● Task statement
Out of the lines below, please list those that hold the string "this".

● Data to process
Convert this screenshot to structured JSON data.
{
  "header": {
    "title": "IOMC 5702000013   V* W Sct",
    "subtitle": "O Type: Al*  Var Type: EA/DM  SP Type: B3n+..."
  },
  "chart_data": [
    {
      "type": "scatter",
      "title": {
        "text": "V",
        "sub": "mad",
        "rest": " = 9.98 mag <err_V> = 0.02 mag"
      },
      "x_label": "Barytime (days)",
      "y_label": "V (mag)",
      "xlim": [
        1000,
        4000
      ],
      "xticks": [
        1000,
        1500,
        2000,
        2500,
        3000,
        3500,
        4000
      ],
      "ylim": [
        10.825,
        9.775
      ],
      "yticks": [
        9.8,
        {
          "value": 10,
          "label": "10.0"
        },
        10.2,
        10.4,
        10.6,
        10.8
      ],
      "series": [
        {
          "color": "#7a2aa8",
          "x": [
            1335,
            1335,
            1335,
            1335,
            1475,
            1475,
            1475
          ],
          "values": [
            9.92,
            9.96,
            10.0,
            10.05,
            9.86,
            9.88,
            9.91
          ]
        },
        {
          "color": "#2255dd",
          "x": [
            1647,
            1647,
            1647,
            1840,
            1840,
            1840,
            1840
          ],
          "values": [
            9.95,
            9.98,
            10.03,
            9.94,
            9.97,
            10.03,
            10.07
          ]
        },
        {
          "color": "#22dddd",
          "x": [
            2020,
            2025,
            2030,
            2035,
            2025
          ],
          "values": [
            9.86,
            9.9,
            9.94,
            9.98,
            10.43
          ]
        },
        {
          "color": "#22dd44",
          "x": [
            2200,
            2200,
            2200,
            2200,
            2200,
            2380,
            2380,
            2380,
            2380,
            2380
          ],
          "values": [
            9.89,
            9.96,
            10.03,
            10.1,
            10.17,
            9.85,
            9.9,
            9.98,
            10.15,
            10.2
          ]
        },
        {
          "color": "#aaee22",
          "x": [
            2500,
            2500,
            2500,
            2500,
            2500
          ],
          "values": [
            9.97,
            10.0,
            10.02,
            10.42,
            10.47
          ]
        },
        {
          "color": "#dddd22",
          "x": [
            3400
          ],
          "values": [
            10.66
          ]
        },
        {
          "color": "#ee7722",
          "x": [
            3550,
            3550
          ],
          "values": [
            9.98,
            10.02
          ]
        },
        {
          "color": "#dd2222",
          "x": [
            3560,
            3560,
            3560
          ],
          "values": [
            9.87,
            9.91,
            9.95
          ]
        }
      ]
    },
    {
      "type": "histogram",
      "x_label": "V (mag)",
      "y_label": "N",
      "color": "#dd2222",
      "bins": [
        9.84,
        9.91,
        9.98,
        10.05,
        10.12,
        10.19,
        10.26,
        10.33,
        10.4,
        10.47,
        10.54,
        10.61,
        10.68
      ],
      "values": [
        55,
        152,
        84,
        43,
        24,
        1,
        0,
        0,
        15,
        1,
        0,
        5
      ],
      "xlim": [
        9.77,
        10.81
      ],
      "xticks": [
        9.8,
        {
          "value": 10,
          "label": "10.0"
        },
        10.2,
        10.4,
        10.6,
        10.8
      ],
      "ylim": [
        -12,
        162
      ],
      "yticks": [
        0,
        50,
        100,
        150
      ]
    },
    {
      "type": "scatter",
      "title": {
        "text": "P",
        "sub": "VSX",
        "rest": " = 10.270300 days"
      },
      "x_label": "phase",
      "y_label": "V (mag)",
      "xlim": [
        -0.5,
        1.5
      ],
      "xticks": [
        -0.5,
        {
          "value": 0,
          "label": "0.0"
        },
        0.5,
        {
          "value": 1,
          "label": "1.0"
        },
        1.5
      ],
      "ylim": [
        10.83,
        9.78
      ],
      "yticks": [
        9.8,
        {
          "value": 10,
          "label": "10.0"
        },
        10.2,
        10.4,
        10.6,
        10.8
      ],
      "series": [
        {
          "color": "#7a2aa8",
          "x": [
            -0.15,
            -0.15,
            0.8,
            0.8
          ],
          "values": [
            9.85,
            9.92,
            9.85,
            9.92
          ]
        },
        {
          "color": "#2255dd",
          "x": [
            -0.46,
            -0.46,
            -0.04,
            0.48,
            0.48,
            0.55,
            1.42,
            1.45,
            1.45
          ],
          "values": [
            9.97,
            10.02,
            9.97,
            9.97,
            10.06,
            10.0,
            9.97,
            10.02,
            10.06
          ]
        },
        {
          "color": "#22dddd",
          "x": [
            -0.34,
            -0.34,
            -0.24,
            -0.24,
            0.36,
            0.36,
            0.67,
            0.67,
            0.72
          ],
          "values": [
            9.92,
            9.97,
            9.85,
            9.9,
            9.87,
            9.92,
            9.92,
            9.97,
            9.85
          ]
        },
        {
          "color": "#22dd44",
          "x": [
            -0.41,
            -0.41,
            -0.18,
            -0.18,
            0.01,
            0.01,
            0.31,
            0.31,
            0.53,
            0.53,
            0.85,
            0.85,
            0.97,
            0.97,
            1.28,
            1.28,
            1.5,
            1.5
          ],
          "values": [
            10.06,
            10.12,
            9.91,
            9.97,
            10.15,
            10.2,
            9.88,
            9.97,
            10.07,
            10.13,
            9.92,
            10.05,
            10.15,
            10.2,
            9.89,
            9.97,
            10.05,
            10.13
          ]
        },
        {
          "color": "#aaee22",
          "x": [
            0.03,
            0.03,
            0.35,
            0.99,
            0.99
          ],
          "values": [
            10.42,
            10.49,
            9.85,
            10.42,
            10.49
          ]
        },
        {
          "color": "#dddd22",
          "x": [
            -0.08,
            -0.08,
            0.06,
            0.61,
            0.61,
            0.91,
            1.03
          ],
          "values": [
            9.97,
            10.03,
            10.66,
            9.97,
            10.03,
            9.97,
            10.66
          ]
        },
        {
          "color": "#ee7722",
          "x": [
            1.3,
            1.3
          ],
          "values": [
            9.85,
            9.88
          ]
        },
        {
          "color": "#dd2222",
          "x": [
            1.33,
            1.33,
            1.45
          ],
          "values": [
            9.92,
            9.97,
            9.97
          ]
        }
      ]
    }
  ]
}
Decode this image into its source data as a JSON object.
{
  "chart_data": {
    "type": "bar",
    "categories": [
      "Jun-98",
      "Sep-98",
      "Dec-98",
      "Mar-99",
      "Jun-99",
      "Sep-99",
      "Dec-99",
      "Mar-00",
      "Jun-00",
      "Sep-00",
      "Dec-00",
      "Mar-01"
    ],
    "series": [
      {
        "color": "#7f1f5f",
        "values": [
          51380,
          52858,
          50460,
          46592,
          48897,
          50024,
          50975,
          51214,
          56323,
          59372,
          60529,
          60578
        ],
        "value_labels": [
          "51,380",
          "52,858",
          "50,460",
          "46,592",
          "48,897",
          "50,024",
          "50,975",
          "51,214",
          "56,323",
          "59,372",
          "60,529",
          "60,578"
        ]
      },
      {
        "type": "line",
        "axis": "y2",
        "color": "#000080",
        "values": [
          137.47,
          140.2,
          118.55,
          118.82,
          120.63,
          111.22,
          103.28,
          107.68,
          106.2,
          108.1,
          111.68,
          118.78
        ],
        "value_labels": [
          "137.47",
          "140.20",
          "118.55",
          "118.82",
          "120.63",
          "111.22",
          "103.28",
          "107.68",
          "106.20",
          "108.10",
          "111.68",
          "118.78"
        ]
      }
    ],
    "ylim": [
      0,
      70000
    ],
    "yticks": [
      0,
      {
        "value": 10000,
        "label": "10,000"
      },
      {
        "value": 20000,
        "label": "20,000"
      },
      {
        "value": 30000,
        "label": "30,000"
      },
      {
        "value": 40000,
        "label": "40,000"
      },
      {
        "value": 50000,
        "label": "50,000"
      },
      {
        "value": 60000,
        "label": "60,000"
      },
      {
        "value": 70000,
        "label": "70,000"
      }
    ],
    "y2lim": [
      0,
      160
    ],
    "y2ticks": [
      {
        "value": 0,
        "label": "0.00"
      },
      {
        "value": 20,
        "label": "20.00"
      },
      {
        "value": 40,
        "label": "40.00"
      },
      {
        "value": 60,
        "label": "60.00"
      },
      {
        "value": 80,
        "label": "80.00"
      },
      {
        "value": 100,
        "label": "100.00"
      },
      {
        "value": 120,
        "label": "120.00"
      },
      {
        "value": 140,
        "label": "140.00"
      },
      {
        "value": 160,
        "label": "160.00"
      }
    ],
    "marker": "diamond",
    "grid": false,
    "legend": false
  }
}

● Written response
Convert this screenshot to structured JSON data.
Decode this image into its source data as a JSON object.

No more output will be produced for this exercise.